## Text to read
______________________________

4) Electoral work v. building working class power: We reject the false dichotomy between electoral work and building working-class power. In fact, these two tactics can be complementary in pursuing various goals. We also reject any attempt to apply the strategies of the West Virginia teacher strikes and strikes in other areas to New York and the proposed single payer NY Health Act. These teachers’ strikes occurred under specific political and economic conditions, including the cooperation of school district leadership shutting down schools because of the prevailing conditions. Unlike Oklahoma or West Virginia, we have little reason to believe such mass teachers’ or other large-scale strikes would happen here in New York state. However, if there were conditions that created the opportunity for a mass workers mobilization and strike in New York, we have little reason to believe that a sympathetic governor and lieutenant governor would be a impediment to such an event. We note that many of these striking teachers, recently radicalized by their own political organizing, are now pursuing political office themselves, demonstrating their own endorsement of a diversity of tactics to build for political change.
5) Progressive Allies: The idea that we should not work together with progressive organizations like Make the Road and NYCC because they are “progressive” and thus hurt our “power” is a strange one. First of all, NYCC and MtR specifically did NOT engage in transactional politics in its endorsement of Nixon and Williams. Both organization have suffered immensely because of Cuomo’s vengeance. Secondly these organizations have deep ties in communities and areas of expertise of which we do not. (It should be noted NYCC engages in electoral politics because it seeks to build power and challenge entrenched political interests. As result of their effectiveness in challenging politics as usual, ACORN has faced right wing attacks. Following these attacks, ACORN rebranded as NYCC and continued to engage in a range of tactics to advocate for the low income and black urban communities. NYCC faces a similar attack to today from Cuomo for daring to endorse Nixon and Williams).
It is arrogant to assume that DSA is somehow uniquely positioned to build a mass working class movement and has the skills, resources, and community base to do so without working in coalition with progressive organization who have done this work for decades. We have 4000 members, the vast majority of whom are not active and mostly white, male, highly-educated, and tend to work in professional/managerial type jobs with higher than average incomes. We cannot be more effective until we mobilize more members and are able to work in coalition with more diverse and more highly connected organizations. We delude ourselves if we reject participating in electoral campaigns — especially those as publicized and contentious as the current governor and lieutenant governor’s races — as a key way to grow our strengths, both in activating existing members and drawing more diverse members. Ours in an organization that has experienced membership bumps because of successful and visible electoral work above all else. To build power, we must do the difficult work of harnessing this member energy into chapter-wide campaigns, pursued through the diversity of tactics that best fit our members’ abilities. Engaging in magical thinking about how we have some other way of building of mass working class movement by ignoring our strengths is willfully irresponsible at best and embarrassingly arrogant at worst. And approaching other community organizations with deeper ties to communities of color with a sense of superiority is bad optics and bad politics.

______________________________

## Items

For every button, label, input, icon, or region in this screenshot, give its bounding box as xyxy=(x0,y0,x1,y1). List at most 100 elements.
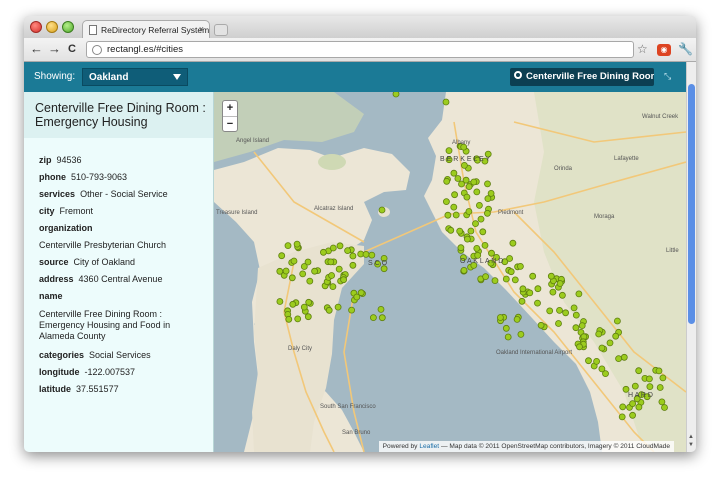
map-marker[interactable] xyxy=(349,252,357,260)
collapse-icon[interactable]: ⤡ xyxy=(664,71,672,82)
map-marker[interactable] xyxy=(475,202,483,209)
page-scrollbar[interactable]: ▲ ▼ xyxy=(686,62,696,452)
map-marker[interactable] xyxy=(562,309,570,317)
map-marker[interactable] xyxy=(496,314,504,321)
map-marker[interactable] xyxy=(635,367,643,375)
map-marker[interactable] xyxy=(300,263,308,270)
map-marker[interactable] xyxy=(299,270,307,278)
map-marker[interactable] xyxy=(504,333,512,341)
map-marker[interactable] xyxy=(598,344,606,352)
map-marker[interactable] xyxy=(447,226,455,234)
zoom-out-button[interactable]: − xyxy=(223,116,237,131)
map-marker[interactable] xyxy=(488,249,495,257)
scroll-up-icon[interactable]: ▲ xyxy=(688,434,694,440)
map-marker[interactable] xyxy=(659,374,667,382)
map-marker[interactable] xyxy=(300,303,308,311)
map-marker[interactable] xyxy=(526,289,534,297)
map-marker[interactable] xyxy=(463,193,471,201)
leaflet-link[interactable]: Leaflet xyxy=(419,443,439,450)
map-marker[interactable] xyxy=(615,355,623,363)
map-marker[interactable] xyxy=(329,244,337,252)
address-bar[interactable]: rectangl.es/#cities xyxy=(86,41,634,58)
map-marker[interactable] xyxy=(629,411,637,419)
map-marker[interactable] xyxy=(443,177,451,185)
map-marker[interactable] xyxy=(294,315,302,323)
map-marker[interactable] xyxy=(377,305,385,313)
map-marker[interactable] xyxy=(369,314,377,322)
map-marker[interactable] xyxy=(282,267,290,275)
map-marker[interactable] xyxy=(327,258,335,266)
map-marker[interactable] xyxy=(482,273,490,281)
map-marker[interactable] xyxy=(445,147,453,154)
map-marker[interactable] xyxy=(491,277,499,285)
wrench-menu-icon[interactable]: 🔧 xyxy=(678,42,693,56)
map-marker[interactable] xyxy=(368,251,376,259)
map-marker[interactable] xyxy=(451,191,459,199)
map-marker[interactable] xyxy=(457,244,465,252)
map-marker[interactable] xyxy=(555,320,562,327)
map-marker[interactable] xyxy=(546,307,554,315)
map-marker[interactable] xyxy=(452,211,460,219)
map-marker[interactable] xyxy=(392,92,400,98)
map-marker[interactable] xyxy=(444,211,452,219)
bookmark-star-icon[interactable]: ☆ xyxy=(637,42,648,56)
map-marker[interactable] xyxy=(353,293,361,301)
map-marker[interactable] xyxy=(618,413,626,421)
map-marker[interactable] xyxy=(658,398,666,406)
map-marker[interactable] xyxy=(278,252,286,260)
map-marker[interactable] xyxy=(518,297,526,305)
map-marker[interactable] xyxy=(290,257,298,265)
map-marker[interactable] xyxy=(458,180,465,188)
map-marker[interactable] xyxy=(513,315,521,323)
map-marker[interactable] xyxy=(276,267,284,275)
map-marker[interactable] xyxy=(289,300,297,308)
map-marker[interactable] xyxy=(502,275,510,283)
search-input[interactable]: Centerville Free Dining Room : xyxy=(510,68,654,86)
forward-button[interactable]: → xyxy=(48,42,61,56)
browser-tab[interactable]: ReDirectory Referral System × xyxy=(82,20,210,38)
map-marker[interactable] xyxy=(472,220,479,228)
close-window-button[interactable] xyxy=(30,21,42,33)
map-marker[interactable] xyxy=(661,404,668,411)
map-marker[interactable] xyxy=(463,235,471,243)
map-marker[interactable] xyxy=(484,195,492,202)
map-marker[interactable] xyxy=(572,311,580,319)
map-marker[interactable] xyxy=(558,291,566,299)
map-marker[interactable] xyxy=(646,383,654,391)
map-marker[interactable] xyxy=(484,180,491,188)
map-view[interactable]: Albany Walnut Creek Angel Island Alcatra… xyxy=(214,92,686,452)
map-marker[interactable] xyxy=(288,274,296,282)
map-marker[interactable] xyxy=(517,330,525,338)
back-button[interactable]: ← xyxy=(30,42,43,56)
map-marker[interactable] xyxy=(467,227,475,235)
map-marker[interactable] xyxy=(328,272,335,279)
map-marker[interactable] xyxy=(470,178,478,186)
map-marker[interactable] xyxy=(519,285,527,293)
map-marker[interactable] xyxy=(534,285,542,293)
map-marker[interactable] xyxy=(547,272,555,280)
map-marker[interactable] xyxy=(613,317,621,325)
map-marker[interactable] xyxy=(465,208,473,215)
city-select[interactable]: Oakland xyxy=(82,68,188,86)
map-marker[interactable] xyxy=(456,227,464,235)
map-marker[interactable] xyxy=(620,353,628,361)
map-marker[interactable] xyxy=(516,262,524,270)
map-marker[interactable] xyxy=(655,367,663,375)
zoom-window-button[interactable] xyxy=(62,21,74,33)
map-marker[interactable] xyxy=(450,169,458,177)
map-marker[interactable] xyxy=(481,241,489,249)
map-marker[interactable] xyxy=(612,332,620,340)
map-marker[interactable] xyxy=(537,321,545,329)
map-marker[interactable] xyxy=(479,228,487,236)
map-marker[interactable] xyxy=(656,384,664,391)
map-marker[interactable] xyxy=(473,244,481,252)
map-marker[interactable] xyxy=(320,248,327,256)
map-marker[interactable] xyxy=(635,403,643,411)
map-marker[interactable] xyxy=(585,357,592,365)
map-marker[interactable] xyxy=(306,277,314,285)
map-marker[interactable] xyxy=(556,280,564,287)
map-marker[interactable] xyxy=(483,209,491,217)
map-marker[interactable] xyxy=(362,250,370,258)
map-canvas[interactable] xyxy=(214,92,686,452)
reload-button[interactable]: C xyxy=(68,42,76,56)
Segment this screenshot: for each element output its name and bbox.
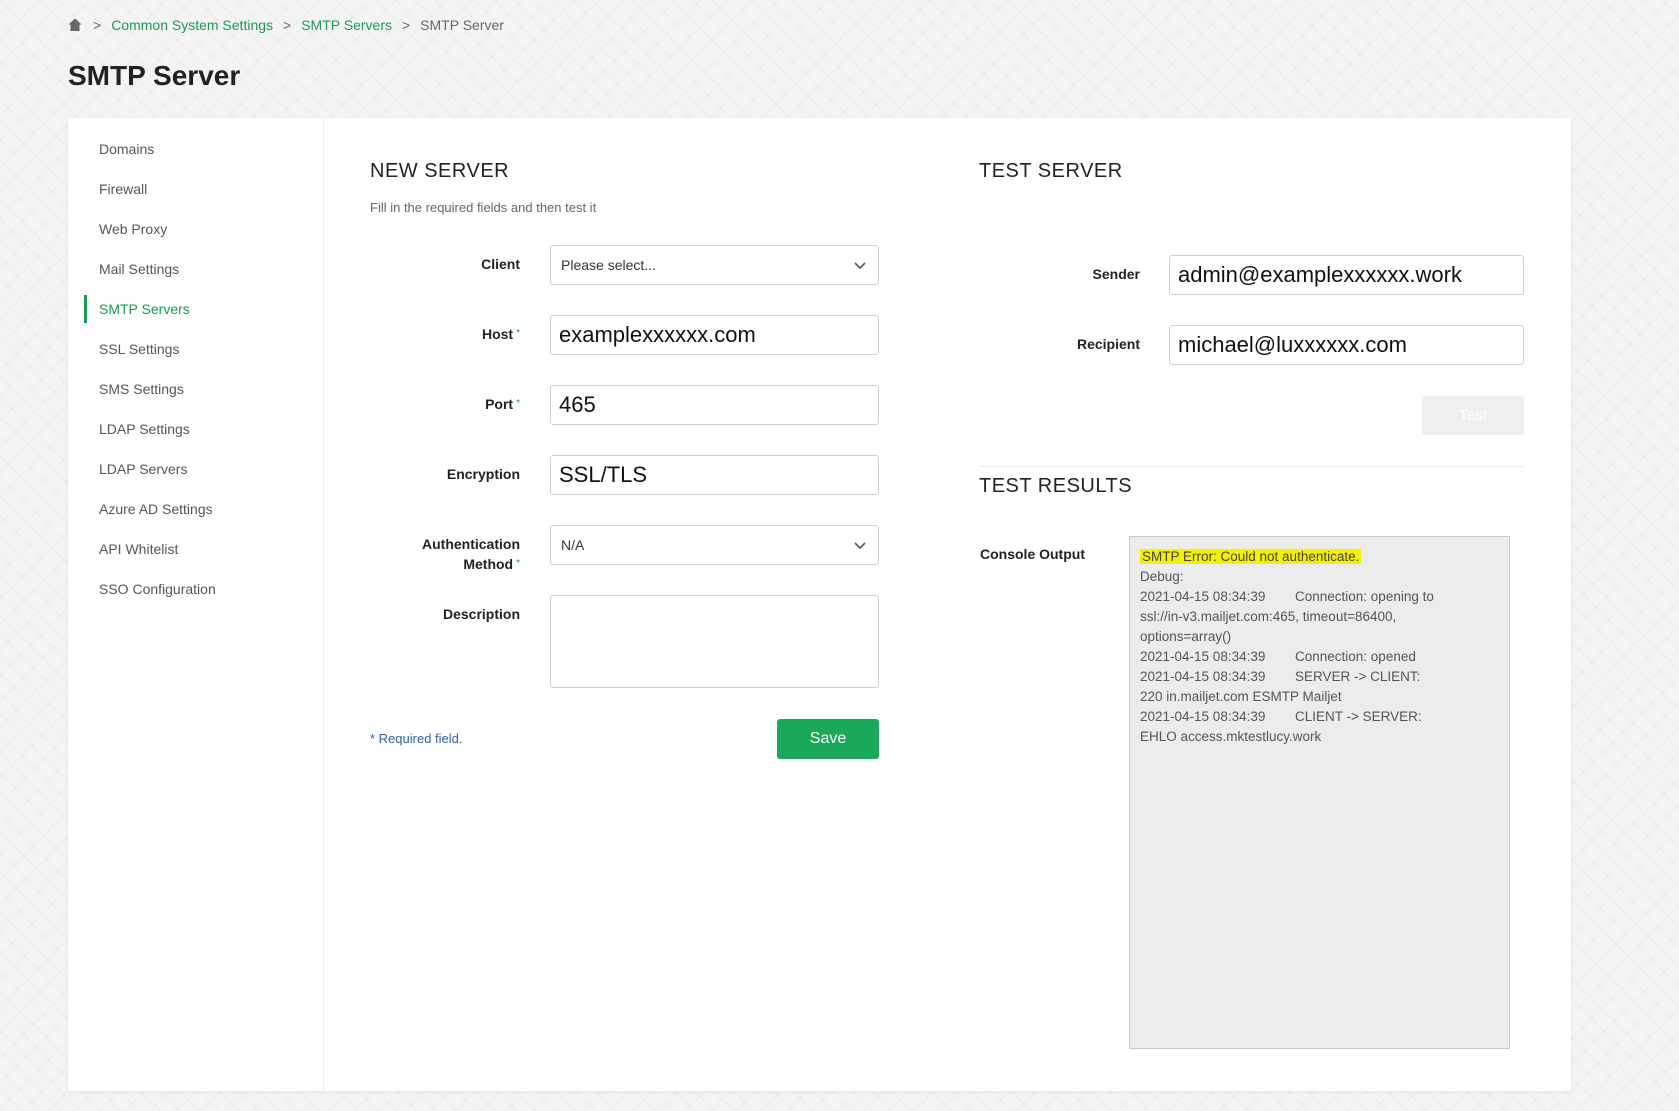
encryption-field[interactable] <box>550 455 879 495</box>
console-line: ssl://in-v3.mailjet.com:465, timeout=864… <box>1140 609 1397 624</box>
console-debug-line: Debug: <box>1140 569 1184 584</box>
breadcrumb-smtp-servers[interactable]: SMTP Servers <box>301 17 392 33</box>
auth-method-select[interactable]: N/A <box>550 525 879 565</box>
sidebar-item-domains[interactable]: Domains <box>84 135 154 163</box>
encryption-label: Encryption <box>446 466 520 482</box>
new-server-title: NEW SERVER <box>370 160 510 182</box>
host-label-text: Host <box>481 326 514 342</box>
auth-method-label-line1: Authentication <box>422 536 520 552</box>
save-button[interactable]: Save <box>777 719 879 759</box>
breadcrumb-common-system-settings[interactable]: Common System Settings <box>111 17 273 33</box>
console-line: EHLO access.mktestlucy.work <box>1140 729 1322 744</box>
sender-input[interactable] <box>1170 256 1523 294</box>
client-select[interactable]: Please select... <box>550 245 879 285</box>
section-divider <box>979 466 1524 467</box>
port-field[interactable] <box>550 385 879 425</box>
port-required-mark: * <box>516 398 520 409</box>
host-label: Host * <box>380 324 520 344</box>
console-line: options=array() <box>1140 629 1232 644</box>
console-line: 2021-04-15 08:34:39 Connection: opening t… <box>1140 589 1434 604</box>
description-textarea[interactable] <box>551 596 878 687</box>
chevron-down-icon <box>852 257 868 273</box>
sidebar-item-ldap-settings[interactable]: LDAP Settings <box>84 415 190 443</box>
test-results-title: TEST RESULTS <box>979 475 1133 497</box>
host-field[interactable] <box>550 315 879 355</box>
sidebar-item-web-proxy[interactable]: Web Proxy <box>84 215 167 243</box>
sidebar: Domains Firewall Web Proxy Mail Settings… <box>68 118 324 1091</box>
recipient-label: Recipient <box>1076 336 1140 352</box>
sidebar-item-sso-configuration[interactable]: SSO Configuration <box>84 575 216 603</box>
breadcrumb-current: SMTP Server <box>420 17 504 33</box>
test-button[interactable]: Test <box>1422 396 1524 435</box>
client-label: Client <box>481 256 520 272</box>
port-label: Port * <box>380 394 520 414</box>
breadcrumb-separator: > <box>283 17 292 33</box>
sidebar-item-ldap-servers[interactable]: LDAP Servers <box>84 455 187 483</box>
auth-method-select-value: N/A <box>561 537 585 553</box>
console-error-line: SMTP Error: Could not authenticate. <box>1140 549 1362 564</box>
recipient-field[interactable] <box>1169 325 1524 365</box>
sidebar-item-ssl-settings[interactable]: SSL Settings <box>84 335 179 363</box>
console-line: 2021-04-15 08:34:39 CLIENT -> SERVER: <box>1140 709 1422 724</box>
description-field[interactable] <box>550 595 879 688</box>
page-title: SMTP Server <box>68 60 241 91</box>
sender-label: Sender <box>1092 266 1140 282</box>
encryption-input[interactable] <box>551 456 878 494</box>
sidebar-item-mail-settings[interactable]: Mail Settings <box>84 255 179 283</box>
host-required-mark: * <box>516 328 520 339</box>
console-output[interactable]: SMTP Error: Could not authenticate. Debu… <box>1129 536 1510 1049</box>
port-input[interactable] <box>551 386 878 424</box>
breadcrumb-separator: > <box>401 17 411 33</box>
form-hint: Fill in the required fields and then tes… <box>370 200 597 215</box>
sidebar-item-smtp-servers[interactable]: SMTP Servers <box>84 295 190 323</box>
client-select-value: Please select... <box>561 257 656 273</box>
recipient-input[interactable] <box>1170 326 1523 364</box>
sender-field[interactable] <box>1169 255 1524 295</box>
chevron-down-icon <box>852 537 868 553</box>
sidebar-item-azure-ad-settings[interactable]: Azure AD Settings <box>84 495 213 523</box>
auth-method-label: Authentication Method * <box>380 534 520 574</box>
port-label-text: Port <box>485 396 514 412</box>
sidebar-item-api-whitelist[interactable]: API Whitelist <box>84 535 178 563</box>
console-line: 220 in.mailjet.com ESMTP Mailjet <box>1140 689 1342 704</box>
sidebar-item-firewall[interactable]: Firewall <box>84 175 147 203</box>
breadcrumb: > Common System Settings > SMTP Servers … <box>67 16 504 34</box>
sidebar-item-sms-settings[interactable]: SMS Settings <box>84 375 184 403</box>
description-label: Description <box>442 606 520 622</box>
test-server-title: TEST SERVER <box>979 160 1123 182</box>
home-icon[interactable] <box>67 17 83 33</box>
console-output-label: Console Output <box>980 546 1085 562</box>
auth-method-label-line2: Method <box>463 556 514 572</box>
auth-method-required-mark: * <box>516 558 520 569</box>
console-line: 2021-04-15 08:34:39 Connection: opened <box>1140 649 1416 664</box>
required-field-note: * Required field. <box>370 731 463 746</box>
host-input[interactable] <box>551 316 878 354</box>
breadcrumb-separator: > <box>93 17 102 33</box>
console-line: 2021-04-15 08:34:39 SERVER -> CLIENT: <box>1140 669 1421 684</box>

______________________________

## Task set
1 – In the listing, print the lines from the one with "encryption-field[interactable] <box>550 455" up to and including the one with "sender-input[interactable] <box>1170 256".
2 – Write the next part of the text on the debate over electoral work and coalitions in DSA, picking up after its last sentence.
The text and the listing come from separate, unrelated sources.

## Outputs in order
1 –
encryption-field[interactable] <box>550 455 879 495</box>
console-line: ssl://in-v3.mailjet.com:465, timeout=864… <box>1140 609 1397 624</box>
console-debug-line: Debug: <box>1140 569 1184 584</box>
breadcrumb-smtp-servers[interactable]: SMTP Servers <box>301 17 392 33</box>
auth-method-select[interactable]: N/A <box>550 525 879 565</box>
sidebar-item-domains[interactable]: Domains <box>84 135 154 163</box>
encryption-label: Encryption <box>446 466 520 482</box>
new-server-title: NEW SERVER <box>370 160 510 182</box>
host-label-text: Host <box>481 326 514 342</box>
auth-method-label-line1: Authentication <box>422 536 520 552</box>
save-button[interactable]: Save <box>777 719 879 759</box>
breadcrumb-common-system-settings[interactable]: Common System Settings <box>111 17 273 33</box>
console-line: EHLO access.mktestlucy.work <box>1140 729 1322 744</box>
sender-input[interactable] <box>1170 256 1523 294</box>

2 –
Before rejecting the NYCC and MtR as liberal allies, we should consider what these organizations have done — and how they distinguish themselves from a range of progressive advocacy groups that do not engage in electoral politics at all. NYCC is salting and rent striking. They are breaking up hedge fund board meetings and marching 1000 people on Cuomo’s fundraisers. They are taking arrests to fight gentrification and canvassing businesses against ICE in Sunset Park, while running free English classes in 8 neighborhoods — mutual aid, direct action, organizing, and electoral! Basically, their members are doing the same work as DSA. You can say whatever pros and cons about endorsement that you want. But misrepresenting the organization that’s out here doing the work alongside DSA all the time — on the Armory, on Jabari — is unfair and incorrect. NYCC is not sufficiently building working class power, but neither is DSA nor any other single organization. Building working class power in New York City, New York state, and beyond will require strategic alliances and the slow and often thankless work of movement building, through a range of complementary tactics.
6) Donations: Jumaane Williams’ campaign donations is a legitimate concerns for many members. However, the concept that electeds, who must run extremely expensive races, should limit their contributions is a relatively new standard that we should push our endorsed candidates to accept. Williams has taken our criticisms seriously and has worked with DSA members to create a new policy about campaign donations that will become public on Thursday.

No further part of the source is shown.